Rewrite the listing below with "x-tick-label" changed to "x-axis-label" everywhere and every other line left as it is. Leave the pictures out of your answer.
── Material for this task ──
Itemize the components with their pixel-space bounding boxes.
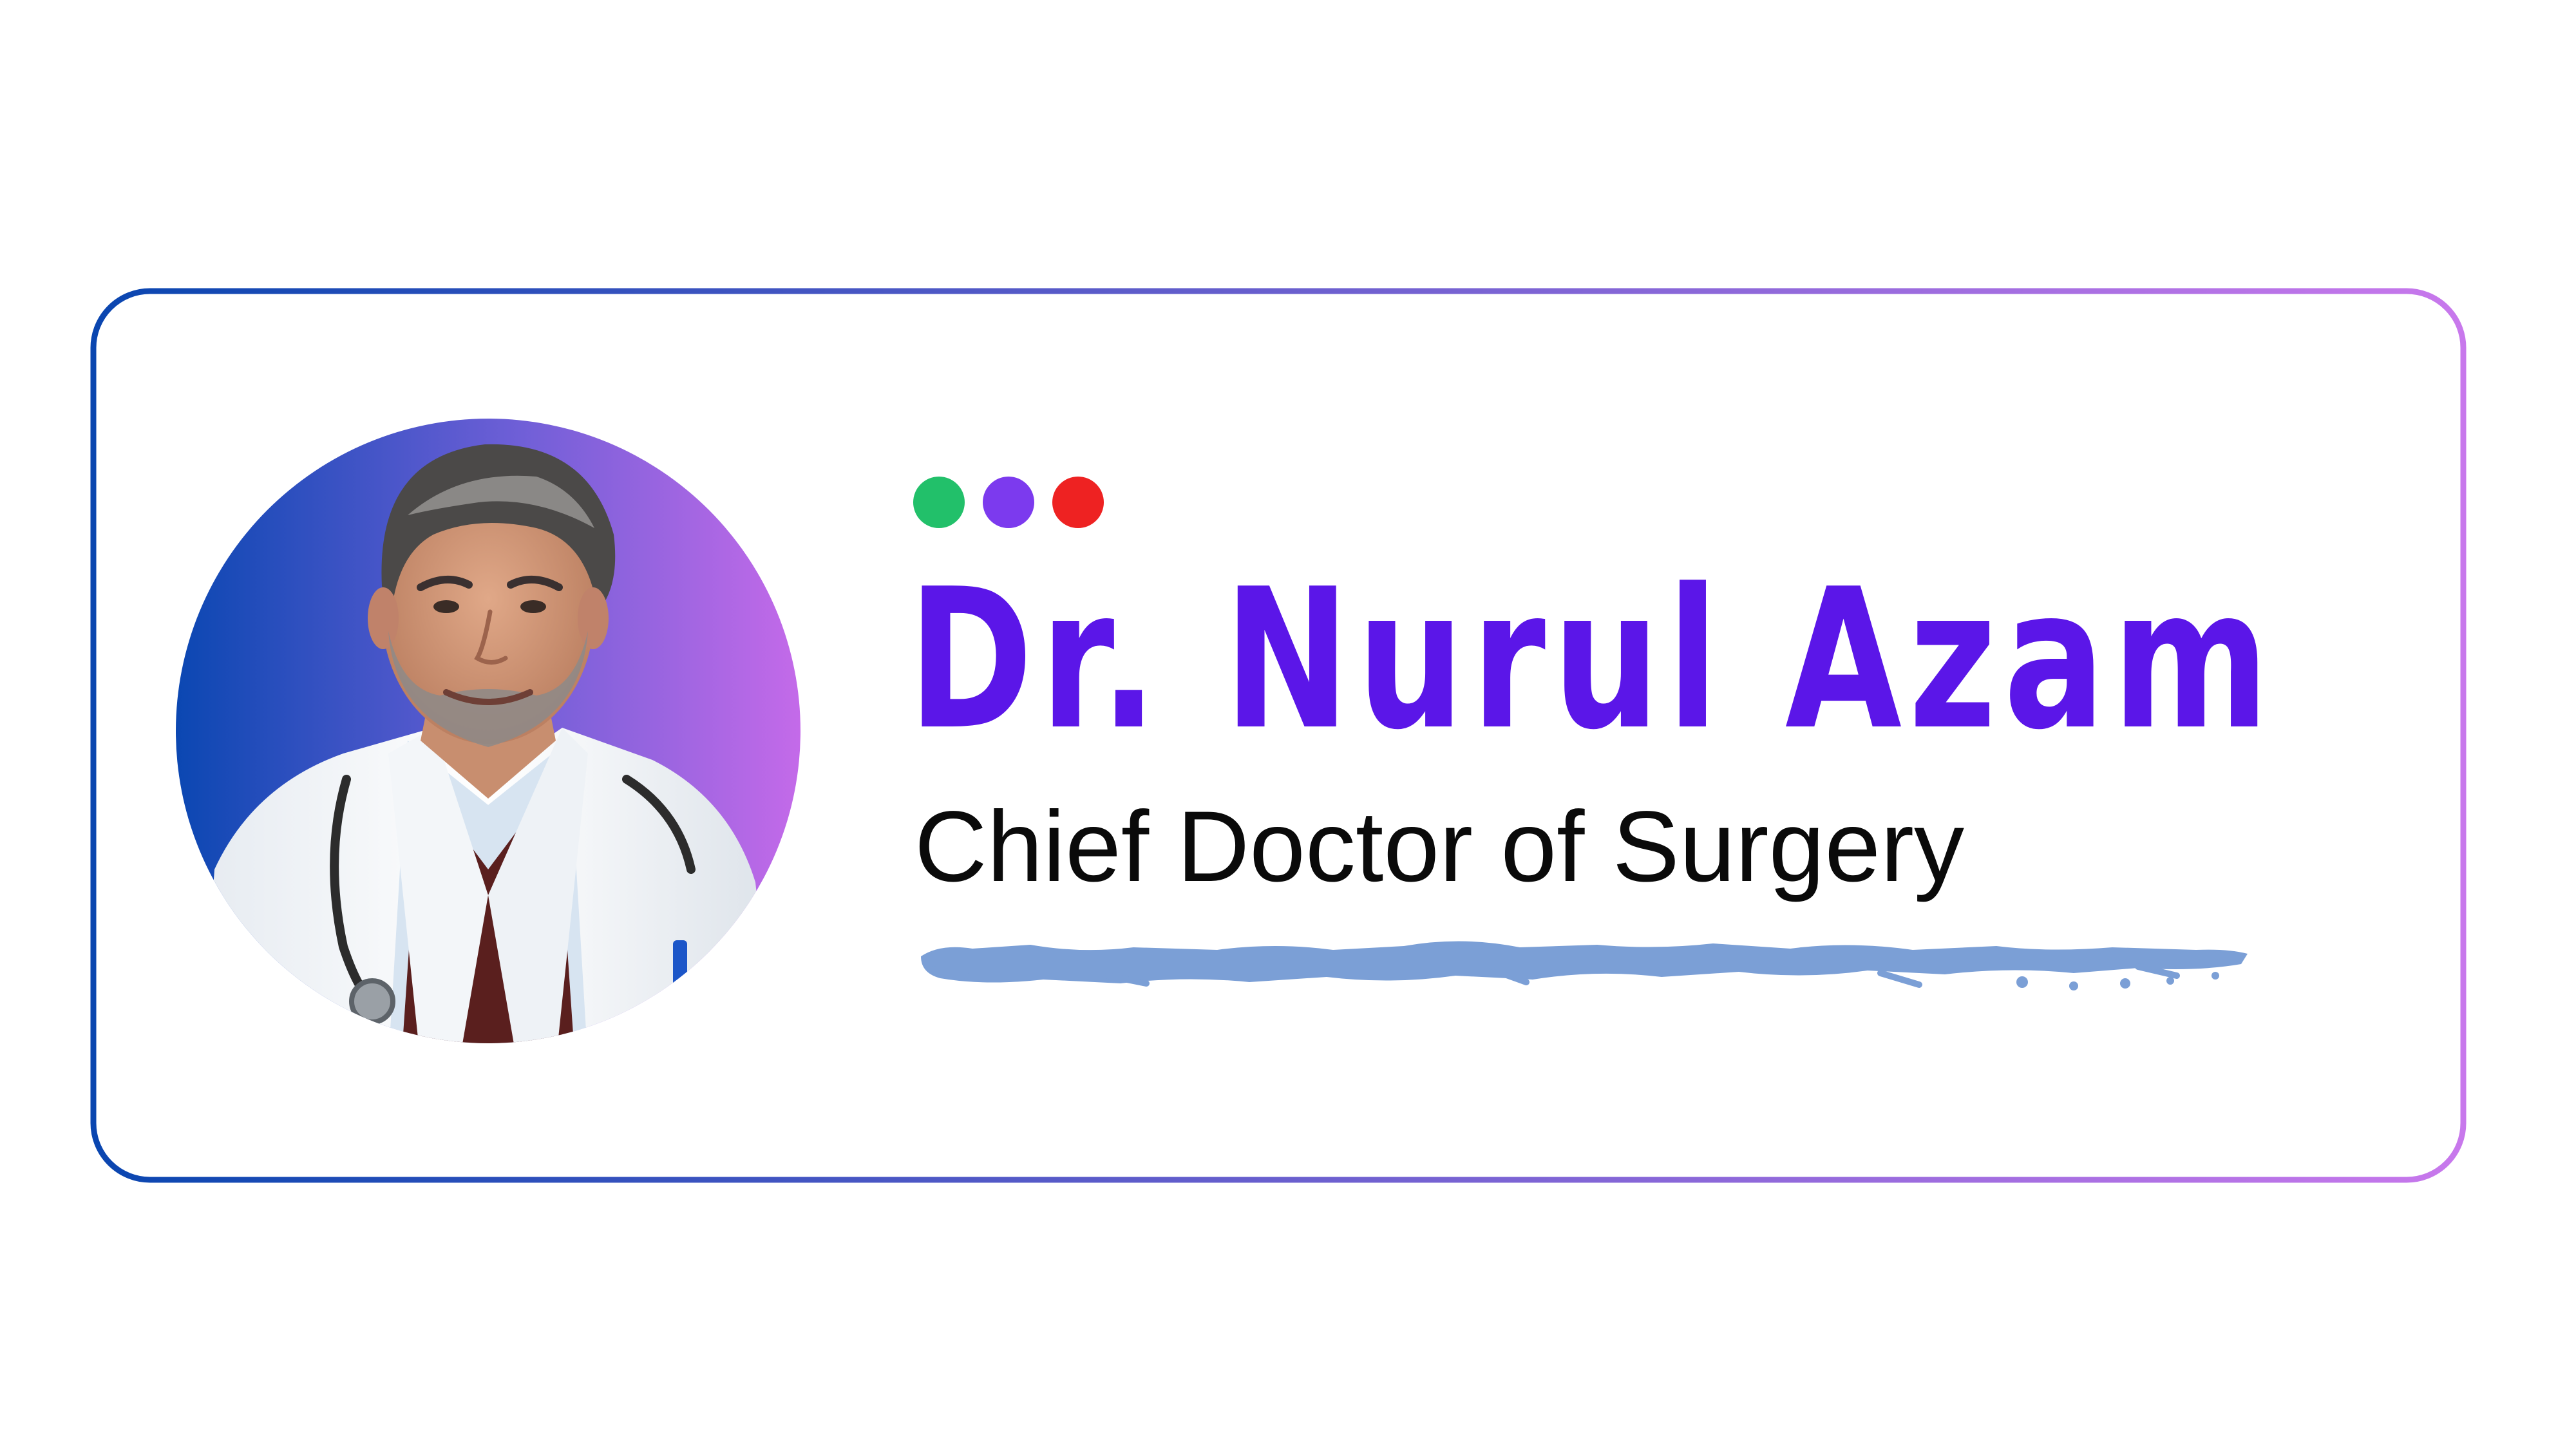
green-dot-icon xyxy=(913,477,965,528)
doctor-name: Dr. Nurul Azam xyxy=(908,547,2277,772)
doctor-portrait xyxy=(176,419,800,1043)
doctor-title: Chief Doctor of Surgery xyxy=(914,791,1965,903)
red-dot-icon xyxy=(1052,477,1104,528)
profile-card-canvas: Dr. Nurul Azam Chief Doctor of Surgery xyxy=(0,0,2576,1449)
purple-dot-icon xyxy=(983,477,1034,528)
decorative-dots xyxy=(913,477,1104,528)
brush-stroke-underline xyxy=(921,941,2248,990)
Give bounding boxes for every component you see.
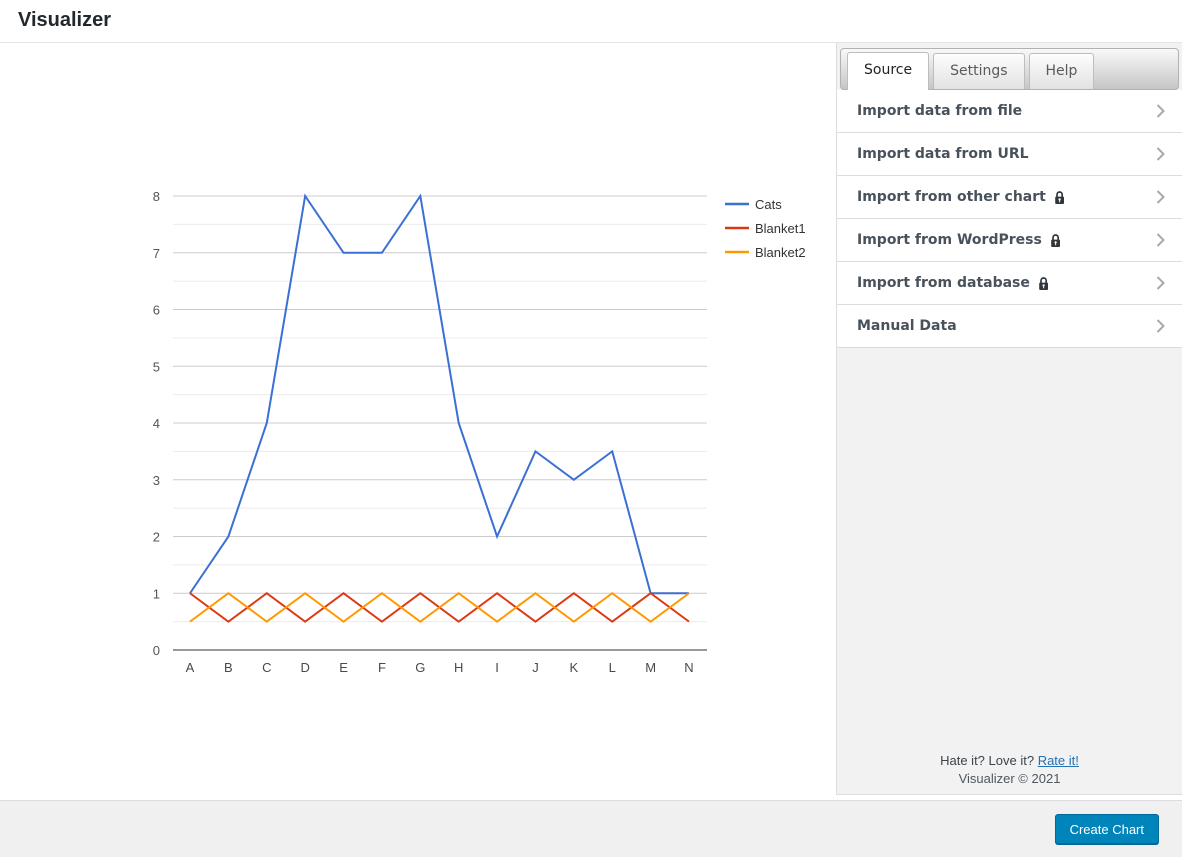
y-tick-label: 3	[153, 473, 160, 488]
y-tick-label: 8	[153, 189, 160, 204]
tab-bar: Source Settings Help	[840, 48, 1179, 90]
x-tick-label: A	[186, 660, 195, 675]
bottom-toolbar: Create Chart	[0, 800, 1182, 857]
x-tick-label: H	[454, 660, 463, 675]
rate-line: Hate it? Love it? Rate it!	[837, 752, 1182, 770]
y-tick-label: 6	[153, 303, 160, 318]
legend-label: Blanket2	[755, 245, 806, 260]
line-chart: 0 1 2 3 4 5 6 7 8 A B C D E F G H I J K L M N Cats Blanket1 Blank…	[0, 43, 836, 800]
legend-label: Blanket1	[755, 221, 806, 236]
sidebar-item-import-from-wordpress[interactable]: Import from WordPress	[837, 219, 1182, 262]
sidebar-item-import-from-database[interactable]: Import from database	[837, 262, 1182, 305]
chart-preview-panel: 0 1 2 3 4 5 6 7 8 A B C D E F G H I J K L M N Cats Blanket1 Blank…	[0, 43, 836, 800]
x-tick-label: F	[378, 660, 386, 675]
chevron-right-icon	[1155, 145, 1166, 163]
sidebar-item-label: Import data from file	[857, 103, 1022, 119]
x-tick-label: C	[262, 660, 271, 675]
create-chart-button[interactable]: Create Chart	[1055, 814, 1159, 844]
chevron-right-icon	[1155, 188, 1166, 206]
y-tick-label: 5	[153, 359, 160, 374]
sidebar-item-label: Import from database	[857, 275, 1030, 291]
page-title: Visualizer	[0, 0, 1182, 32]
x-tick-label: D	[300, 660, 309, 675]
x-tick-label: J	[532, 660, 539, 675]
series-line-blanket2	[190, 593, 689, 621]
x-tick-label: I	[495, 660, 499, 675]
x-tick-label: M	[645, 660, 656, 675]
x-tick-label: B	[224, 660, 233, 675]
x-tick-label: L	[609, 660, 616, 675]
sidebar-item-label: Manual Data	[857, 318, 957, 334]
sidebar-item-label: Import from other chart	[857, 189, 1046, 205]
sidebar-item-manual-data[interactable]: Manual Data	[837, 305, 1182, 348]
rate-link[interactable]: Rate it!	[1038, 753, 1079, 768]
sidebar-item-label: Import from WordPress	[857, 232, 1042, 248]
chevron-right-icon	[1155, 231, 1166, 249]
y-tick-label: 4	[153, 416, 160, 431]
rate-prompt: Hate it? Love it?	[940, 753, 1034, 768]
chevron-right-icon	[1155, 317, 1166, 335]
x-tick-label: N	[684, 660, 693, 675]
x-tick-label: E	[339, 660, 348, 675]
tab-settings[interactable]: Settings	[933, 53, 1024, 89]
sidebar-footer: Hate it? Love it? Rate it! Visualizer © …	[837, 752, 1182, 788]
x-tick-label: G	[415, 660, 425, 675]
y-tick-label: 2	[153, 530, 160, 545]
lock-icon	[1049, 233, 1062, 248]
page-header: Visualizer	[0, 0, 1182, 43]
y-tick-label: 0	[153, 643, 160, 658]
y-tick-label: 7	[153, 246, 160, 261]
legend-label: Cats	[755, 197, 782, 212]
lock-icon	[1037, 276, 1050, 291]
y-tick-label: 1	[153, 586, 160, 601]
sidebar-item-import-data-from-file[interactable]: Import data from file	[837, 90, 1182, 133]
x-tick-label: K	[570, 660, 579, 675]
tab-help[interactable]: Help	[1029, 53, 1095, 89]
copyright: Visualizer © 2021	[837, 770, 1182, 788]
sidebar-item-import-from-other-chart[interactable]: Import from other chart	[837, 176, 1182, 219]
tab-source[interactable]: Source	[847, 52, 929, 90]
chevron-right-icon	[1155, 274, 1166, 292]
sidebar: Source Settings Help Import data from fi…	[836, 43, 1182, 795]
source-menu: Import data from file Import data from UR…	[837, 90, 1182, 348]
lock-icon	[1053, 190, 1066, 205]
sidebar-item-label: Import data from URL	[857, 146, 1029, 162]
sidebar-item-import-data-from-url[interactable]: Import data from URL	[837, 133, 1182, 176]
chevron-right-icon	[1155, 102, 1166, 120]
───
**Worked answer:**
Itemize the components with their pixel-space bounding boxes.
green-dot-icon xyxy=(913,477,965,528)
doctor-name: Dr. Nurul Azam xyxy=(908,547,2277,772)
doctor-portrait xyxy=(176,419,800,1043)
doctor-title: Chief Doctor of Surgery xyxy=(914,791,1965,903)
red-dot-icon xyxy=(1052,477,1104,528)
profile-card-canvas: Dr. Nurul Azam Chief Doctor of Surgery xyxy=(0,0,2576,1449)
purple-dot-icon xyxy=(983,477,1034,528)
decorative-dots xyxy=(913,477,1104,528)
brush-stroke-underline xyxy=(921,941,2248,990)
Give bounding boxes for every component you see.
y-tick-label: 3	[153, 473, 160, 488]
y-tick-label: 8	[153, 189, 160, 204]
tab-bar: Source Settings Help	[840, 48, 1179, 90]
x-axis-label: A	[186, 660, 195, 675]
bottom-toolbar: Create Chart	[0, 800, 1182, 857]
x-axis-label: H	[454, 660, 463, 675]
rate-line: Hate it? Love it? Rate it!	[837, 752, 1182, 770]
y-tick-label: 6	[153, 303, 160, 318]
legend-label: Blanket2	[755, 245, 806, 260]
line-chart: 0 1 2 3 4 5 6 7 8 A B C D E F G H I J K L M N Cats Blanket1 Blank…	[0, 43, 836, 800]
legend-label: Blanket1	[755, 221, 806, 236]
sidebar-item-import-from-wordpress[interactable]: Import from WordPress	[837, 219, 1182, 262]
sidebar-item-import-from-database[interactable]: Import from database	[837, 262, 1182, 305]
chart-preview-panel: 0 1 2 3 4 5 6 7 8 A B C D E F G H I J K L M N Cats Blanket1 Blank…	[0, 43, 836, 800]
x-axis-label: F	[378, 660, 386, 675]
chevron-right-icon	[1155, 145, 1166, 163]
sidebar-item-label: Import data from file	[857, 103, 1022, 119]
x-axis-label: C	[262, 660, 271, 675]
create-chart-button[interactable]: Create Chart	[1055, 814, 1159, 844]
chevron-right-icon	[1155, 188, 1166, 206]
y-tick-label: 5	[153, 359, 160, 374]
sidebar-item-label: Import from database	[857, 275, 1030, 291]
page-title: Visualizer	[0, 0, 1182, 32]
x-axis-label: D	[300, 660, 309, 675]
x-axis-label: J	[532, 660, 539, 675]
series-line-blanket2	[190, 593, 689, 621]
x-axis-label: I	[495, 660, 499, 675]
x-axis-label: M	[645, 660, 656, 675]
x-axis-label: B	[224, 660, 233, 675]
x-axis-label: L	[609, 660, 616, 675]
sidebar-item-label: Manual Data	[857, 318, 957, 334]
sidebar-item-label: Import from other chart	[857, 189, 1046, 205]
sidebar-item-manual-data[interactable]: Manual Data	[837, 305, 1182, 348]
rate-link[interactable]: Rate it!	[1038, 753, 1079, 768]
sidebar-item-label: Import from WordPress	[857, 232, 1042, 248]
chevron-right-icon	[1155, 231, 1166, 249]
y-tick-label: 4	[153, 416, 160, 431]
rate-prompt: Hate it? Love it?	[940, 753, 1034, 768]
chevron-right-icon	[1155, 317, 1166, 335]
x-axis-label: N	[684, 660, 693, 675]
x-axis-label: E	[339, 660, 348, 675]
tab-settings[interactable]: Settings	[933, 53, 1024, 89]
sidebar-footer: Hate it? Love it? Rate it! Visualizer © …	[837, 752, 1182, 788]
x-axis-label: G	[415, 660, 425, 675]
y-tick-label: 2	[153, 530, 160, 545]
lock-icon	[1049, 233, 1062, 248]
page-header: Visualizer	[0, 0, 1182, 43]
y-tick-label: 0	[153, 643, 160, 658]
y-tick-label: 7	[153, 246, 160, 261]
legend-label: Cats	[755, 197, 782, 212]
lock-icon	[1037, 276, 1050, 291]
y-tick-label: 1	[153, 586, 160, 601]
sidebar-item-import-data-from-file[interactable]: Import data from file	[837, 90, 1182, 133]
x-axis-label: K	[570, 660, 579, 675]
tab-help[interactable]: Help	[1029, 53, 1095, 89]
copyright: Visualizer © 2021	[837, 770, 1182, 788]
sidebar-item-import-from-other-chart[interactable]: Import from other chart	[837, 176, 1182, 219]
tab-source[interactable]: Source	[847, 52, 929, 90]
chevron-right-icon	[1155, 274, 1166, 292]
sidebar: Source Settings Help Import data from fi…	[836, 43, 1182, 795]
source-menu: Import data from file Import data from UR…	[837, 90, 1182, 348]
lock-icon	[1053, 190, 1066, 205]
sidebar-item-label: Import data from URL	[857, 146, 1029, 162]
sidebar-item-import-data-from-url[interactable]: Import data from URL	[837, 133, 1182, 176]
chevron-right-icon	[1155, 102, 1166, 120]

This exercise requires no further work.